[Records from a data collection]
+++
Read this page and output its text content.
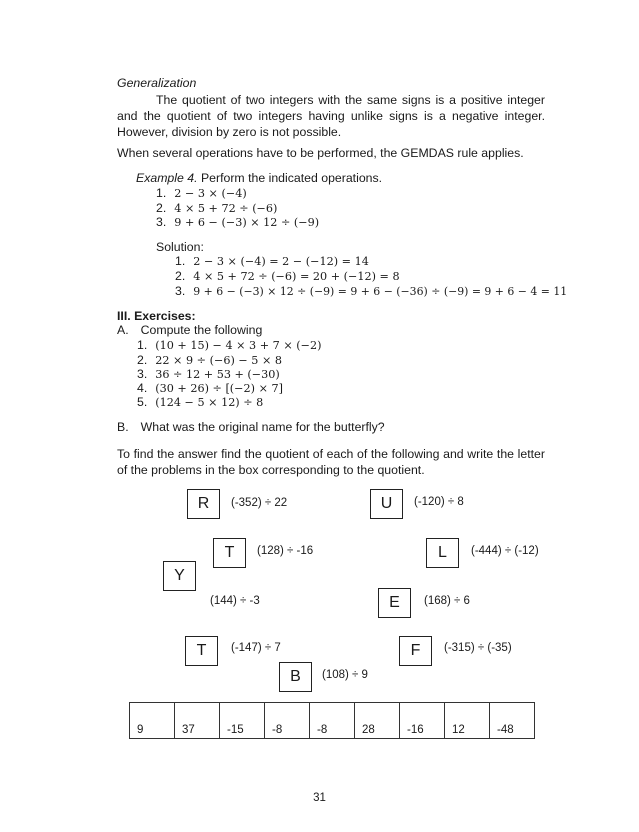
Generalization
The quotient of two integers with the same signs is a positive integer and the quotient of two integers having unlike signs is a negative integer. However, division by zero is not possible.
When several operations have to be performed, the GEMDAS rule applies.
Example 4. Perform the indicated operations.
1. 2 − 3 × (−4)
2. 4 × 5 + 72 ÷ (−6)
3. 9 + 6 − (−3) × 12 ÷ (−9)
Solution:
1. 2 − 3 × (−4) = 2 − (−12) = 14
2. 4 × 5 + 72 ÷ (−6) = 20 + (−12) = 8
3. 9 + 6 − (−3) × 12 ÷ (−9) = 9 + 6 − (−36) ÷ (−9) = 9 + 6 − 4 = 11
III. Exercises:
A. Compute the following
1. (10 + 15) − 4 × 3 + 7 × (−2)
2. 22 × 9 ÷ (−6) − 5 × 8
3. 36 ÷ 12 + 53 + (−30)
4. (30 + 26) ÷ [(−2) × 7]
5. (124 − 5 × 12) ÷ 8
B. What was the original name for the butterfly?
To find the answer find the quotient of each of the following and write the letter of the problems in the box corresponding to the quotient.
R	(-352) ÷ 22	U	(-120) ÷ 8
T	(128) ÷ -16	L	(-444) ÷ (-12)
Y
(144) ÷ -3	E	(168) ÷ 6
T	(-147) ÷ 7	F	(-315) ÷ (-35)
B	(108) ÷ 9
9	37	-15	-8	-8	28	-16	12	-48
31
+++
= Brief =
Extract every line containing the string "following" from the material.

= Exercise solution =
A. Compute the following
To find the answer find the quotient of each of the following and write the letter of the problems in the box corresponding to the quotient.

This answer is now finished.